(Collection entries)
begin

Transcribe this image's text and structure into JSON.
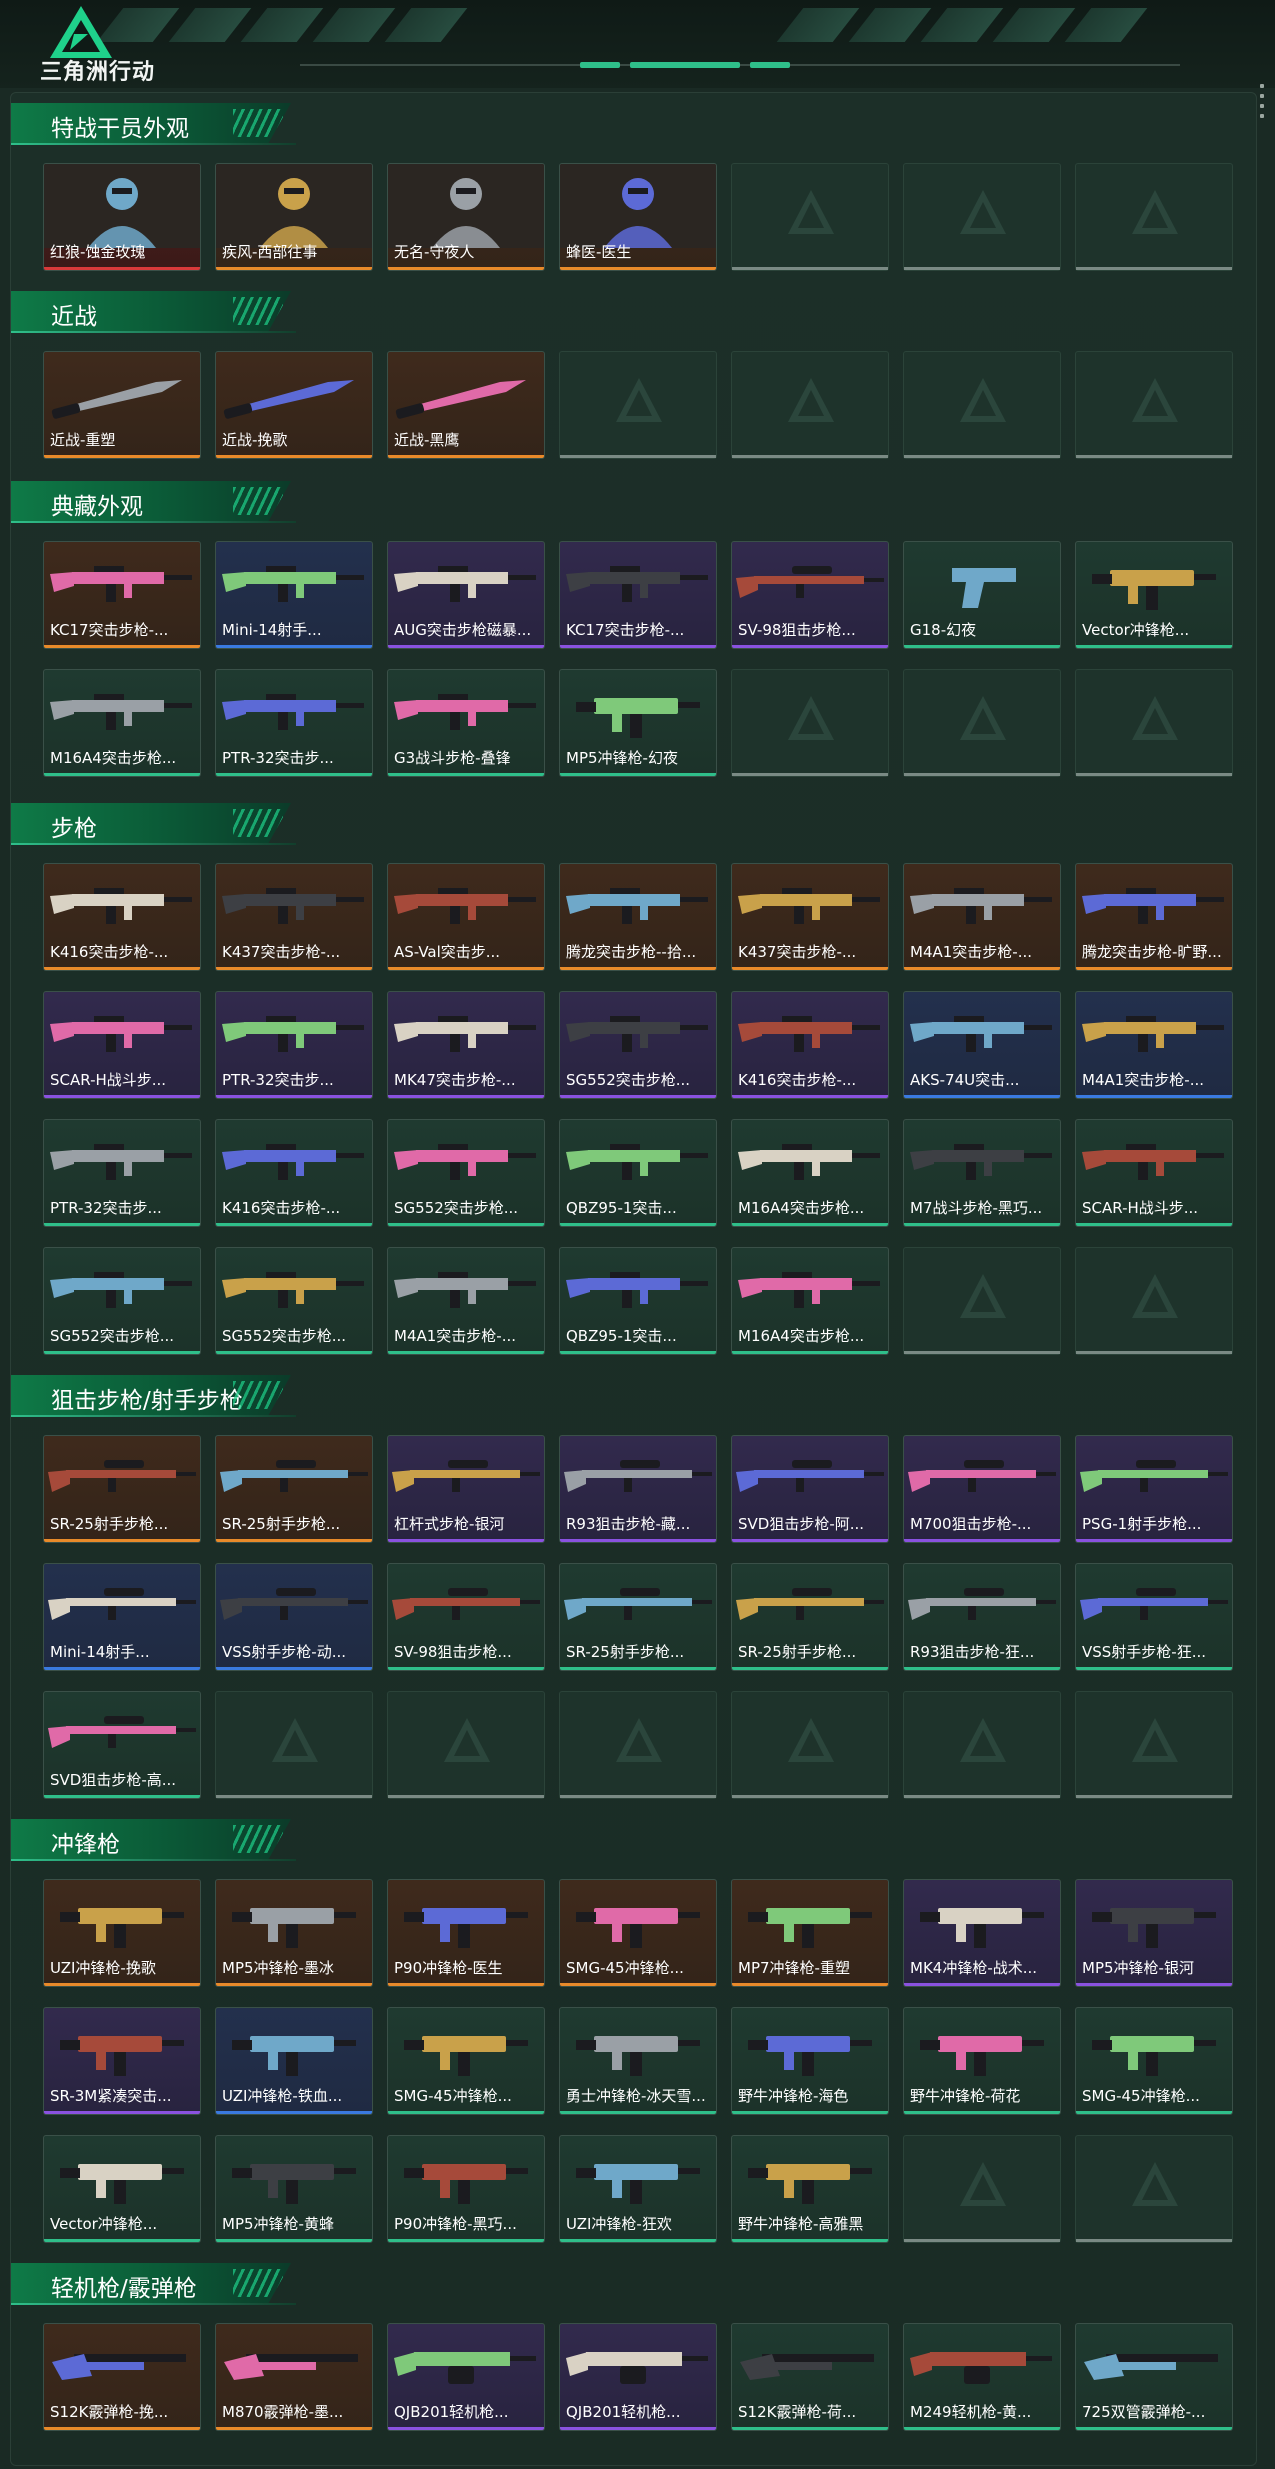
{
  "app": {
    "title": "三角洲行动"
  },
  "colors": {
    "accent": "#2fbf8a",
    "rarity": {
      "red": "#d93a3a",
      "orange": "#e98a2a",
      "purple": "#8a52e0",
      "blue": "#3a7ae0",
      "green": "#2fbf8a"
    }
  },
  "sections": [
    {
      "title": "特战干员外观",
      "rows": [
        [
          {
            "name": "红狼-蚀金玫瑰",
            "rarity": "red",
            "icon": "operator-portrait-icon"
          },
          {
            "name": "疾风-西部往事",
            "rarity": "orange",
            "icon": "operator-portrait-icon"
          },
          {
            "name": "无名-守夜人",
            "rarity": "orange",
            "icon": "operator-portrait-icon"
          },
          {
            "name": "蜂医-医生",
            "rarity": "orange",
            "icon": "operator-portrait-icon"
          },
          null,
          null,
          null
        ]
      ]
    },
    {
      "title": "近战",
      "rows": [
        [
          {
            "name": "近战-重塑",
            "rarity": "orange",
            "icon": "knife-icon"
          },
          {
            "name": "近战-挽歌",
            "rarity": "orange",
            "icon": "knife-icon"
          },
          {
            "name": "近战-黑鹰",
            "rarity": "orange",
            "icon": "knife-icon"
          },
          null,
          null,
          null,
          null
        ]
      ]
    },
    {
      "title": "典藏外观",
      "rows": [
        [
          {
            "name": "KC17突击步枪-...",
            "rarity": "orange",
            "icon": "rifle-icon"
          },
          {
            "name": "Mini-14射手...",
            "rarity": "blue",
            "icon": "rifle-icon"
          },
          {
            "name": "AUG突击步枪磁暴...",
            "rarity": "purple",
            "icon": "rifle-icon"
          },
          {
            "name": "KC17突击步枪-...",
            "rarity": "purple",
            "icon": "rifle-icon"
          },
          {
            "name": "SV-98狙击步枪...",
            "rarity": "purple",
            "icon": "sniper-rifle-icon"
          },
          {
            "name": "G18-幻夜",
            "rarity": "green",
            "icon": "pistol-icon"
          },
          {
            "name": "Vector冲锋枪...",
            "rarity": "green",
            "icon": "smg-icon"
          }
        ],
        [
          {
            "name": "M16A4突击步枪...",
            "rarity": "green",
            "icon": "rifle-icon"
          },
          {
            "name": "PTR-32突击步...",
            "rarity": "green",
            "icon": "rifle-icon"
          },
          {
            "name": "G3战斗步枪-叠锋",
            "rarity": "green",
            "icon": "rifle-icon"
          },
          {
            "name": "MP5冲锋枪-幻夜",
            "rarity": "green",
            "icon": "smg-icon"
          },
          null,
          null,
          null
        ]
      ]
    },
    {
      "title": "步枪",
      "rows": [
        [
          {
            "name": "K416突击步枪-...",
            "rarity": "orange",
            "icon": "rifle-icon"
          },
          {
            "name": "K437突击步枪-...",
            "rarity": "orange",
            "icon": "rifle-icon"
          },
          {
            "name": "AS-Val突击步...",
            "rarity": "orange",
            "icon": "rifle-icon"
          },
          {
            "name": "腾龙突击步枪--拾...",
            "rarity": "orange",
            "icon": "rifle-icon"
          },
          {
            "name": "K437突击步枪-...",
            "rarity": "orange",
            "icon": "rifle-icon"
          },
          {
            "name": "M4A1突击步枪-...",
            "rarity": "orange",
            "icon": "rifle-icon"
          },
          {
            "name": "腾龙突击步枪-旷野...",
            "rarity": "orange",
            "icon": "rifle-icon"
          }
        ],
        [
          {
            "name": "SCAR-H战斗步...",
            "rarity": "purple",
            "icon": "rifle-icon"
          },
          {
            "name": "PTR-32突击步...",
            "rarity": "purple",
            "icon": "rifle-icon"
          },
          {
            "name": "MK47突击步枪-...",
            "rarity": "purple",
            "icon": "rifle-icon"
          },
          {
            "name": "SG552突击步枪...",
            "rarity": "purple",
            "icon": "rifle-icon"
          },
          {
            "name": "K416突击步枪-...",
            "rarity": "purple",
            "icon": "rifle-icon"
          },
          {
            "name": "AKS-74U突击...",
            "rarity": "blue",
            "icon": "rifle-icon"
          },
          {
            "name": "M4A1突击步枪-...",
            "rarity": "blue",
            "icon": "rifle-icon"
          }
        ],
        [
          {
            "name": "PTR-32突击步...",
            "rarity": "green",
            "icon": "rifle-icon"
          },
          {
            "name": "K416突击步枪-...",
            "rarity": "green",
            "icon": "rifle-icon"
          },
          {
            "name": "SG552突击步枪...",
            "rarity": "green",
            "icon": "rifle-icon"
          },
          {
            "name": "QBZ95-1突击...",
            "rarity": "green",
            "icon": "rifle-icon"
          },
          {
            "name": "M16A4突击步枪...",
            "rarity": "green",
            "icon": "rifle-icon"
          },
          {
            "name": "M7战斗步枪-黑巧...",
            "rarity": "green",
            "icon": "rifle-icon"
          },
          {
            "name": "SCAR-H战斗步...",
            "rarity": "green",
            "icon": "rifle-icon"
          }
        ],
        [
          {
            "name": "SG552突击步枪...",
            "rarity": "green",
            "icon": "rifle-icon"
          },
          {
            "name": "SG552突击步枪...",
            "rarity": "green",
            "icon": "rifle-icon"
          },
          {
            "name": "M4A1突击步枪-...",
            "rarity": "green",
            "icon": "rifle-icon"
          },
          {
            "name": "QBZ95-1突击...",
            "rarity": "green",
            "icon": "rifle-icon"
          },
          {
            "name": "M16A4突击步枪...",
            "rarity": "green",
            "icon": "rifle-icon"
          },
          null,
          null
        ]
      ]
    },
    {
      "title": "狙击步枪/射手步枪",
      "rows": [
        [
          {
            "name": "SR-25射手步枪...",
            "rarity": "orange",
            "icon": "sniper-rifle-icon"
          },
          {
            "name": "SR-25射手步枪...",
            "rarity": "orange",
            "icon": "sniper-rifle-icon"
          },
          {
            "name": "杠杆式步枪-银河",
            "rarity": "purple",
            "icon": "sniper-rifle-icon"
          },
          {
            "name": "R93狙击步枪-藏...",
            "rarity": "purple",
            "icon": "sniper-rifle-icon"
          },
          {
            "name": "SVD狙击步枪-阿...",
            "rarity": "purple",
            "icon": "sniper-rifle-icon"
          },
          {
            "name": "M700狙击步枪-...",
            "rarity": "purple",
            "icon": "sniper-rifle-icon"
          },
          {
            "name": "PSG-1射手步枪...",
            "rarity": "purple",
            "icon": "sniper-rifle-icon"
          }
        ],
        [
          {
            "name": "Mini-14射手...",
            "rarity": "blue",
            "icon": "sniper-rifle-icon"
          },
          {
            "name": "VSS射手步枪-动...",
            "rarity": "blue",
            "icon": "sniper-rifle-icon"
          },
          {
            "name": "SV-98狙击步枪...",
            "rarity": "green",
            "icon": "sniper-rifle-icon"
          },
          {
            "name": "SR-25射手步枪...",
            "rarity": "green",
            "icon": "sniper-rifle-icon"
          },
          {
            "name": "SR-25射手步枪...",
            "rarity": "green",
            "icon": "sniper-rifle-icon"
          },
          {
            "name": "R93狙击步枪-狂...",
            "rarity": "green",
            "icon": "sniper-rifle-icon"
          },
          {
            "name": "VSS射手步枪-狂...",
            "rarity": "green",
            "icon": "sniper-rifle-icon"
          }
        ],
        [
          {
            "name": "SVD狙击步枪-高...",
            "rarity": "green",
            "icon": "sniper-rifle-icon"
          },
          null,
          null,
          null,
          null,
          null,
          null
        ]
      ]
    },
    {
      "title": "冲锋枪",
      "rows": [
        [
          {
            "name": "UZI冲锋枪-挽歌",
            "rarity": "orange",
            "icon": "smg-icon"
          },
          {
            "name": "MP5冲锋枪-墨冰",
            "rarity": "orange",
            "icon": "smg-icon"
          },
          {
            "name": "P90冲锋枪-医生",
            "rarity": "orange",
            "icon": "smg-icon"
          },
          {
            "name": "SMG-45冲锋枪...",
            "rarity": "orange",
            "icon": "smg-icon"
          },
          {
            "name": "MP7冲锋枪-重塑",
            "rarity": "orange",
            "icon": "smg-icon"
          },
          {
            "name": "MK4冲锋枪-战术...",
            "rarity": "purple",
            "icon": "smg-icon"
          },
          {
            "name": "MP5冲锋枪-银河",
            "rarity": "purple",
            "icon": "smg-icon"
          }
        ],
        [
          {
            "name": "SR-3M紧凑突击...",
            "rarity": "purple",
            "icon": "smg-icon"
          },
          {
            "name": "UZI冲锋枪-铁血...",
            "rarity": "blue",
            "icon": "smg-icon"
          },
          {
            "name": "SMG-45冲锋枪...",
            "rarity": "green",
            "icon": "smg-icon"
          },
          {
            "name": "勇士冲锋枪-冰天雪...",
            "rarity": "green",
            "icon": "smg-icon"
          },
          {
            "name": "野牛冲锋枪-海色",
            "rarity": "green",
            "icon": "smg-icon"
          },
          {
            "name": "野牛冲锋枪-荷花",
            "rarity": "green",
            "icon": "smg-icon"
          },
          {
            "name": "SMG-45冲锋枪...",
            "rarity": "green",
            "icon": "smg-icon"
          }
        ],
        [
          {
            "name": "Vector冲锋枪...",
            "rarity": "green",
            "icon": "smg-icon"
          },
          {
            "name": "MP5冲锋枪-黄蜂",
            "rarity": "green",
            "icon": "smg-icon"
          },
          {
            "name": "P90冲锋枪-黑巧...",
            "rarity": "green",
            "icon": "smg-icon"
          },
          {
            "name": "UZI冲锋枪-狂欢",
            "rarity": "green",
            "icon": "smg-icon"
          },
          {
            "name": "野牛冲锋枪-高雅黑",
            "rarity": "green",
            "icon": "smg-icon"
          },
          null,
          null
        ]
      ]
    },
    {
      "title": "轻机枪/霰弹枪",
      "rows": [
        [
          {
            "name": "S12K霰弹枪-挽...",
            "rarity": "orange",
            "icon": "shotgun-icon"
          },
          {
            "name": "M870霰弹枪-墨...",
            "rarity": "orange",
            "icon": "shotgun-icon"
          },
          {
            "name": "QJB201轻机枪...",
            "rarity": "purple",
            "icon": "lmg-icon"
          },
          {
            "name": "QJB201轻机枪...",
            "rarity": "purple",
            "icon": "lmg-icon"
          },
          {
            "name": "S12K霰弹枪-荷...",
            "rarity": "green",
            "icon": "shotgun-icon"
          },
          {
            "name": "M249轻机枪-黄...",
            "rarity": "green",
            "icon": "lmg-icon"
          },
          {
            "name": "725双管霰弹枪-...",
            "rarity": "green",
            "icon": "shotgun-icon"
          }
        ]
      ]
    }
  ]
}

end

• Direction:
State how many lines of the data include the word "野牛冲锋枪", with nothing else.

• Response to this exercise:
3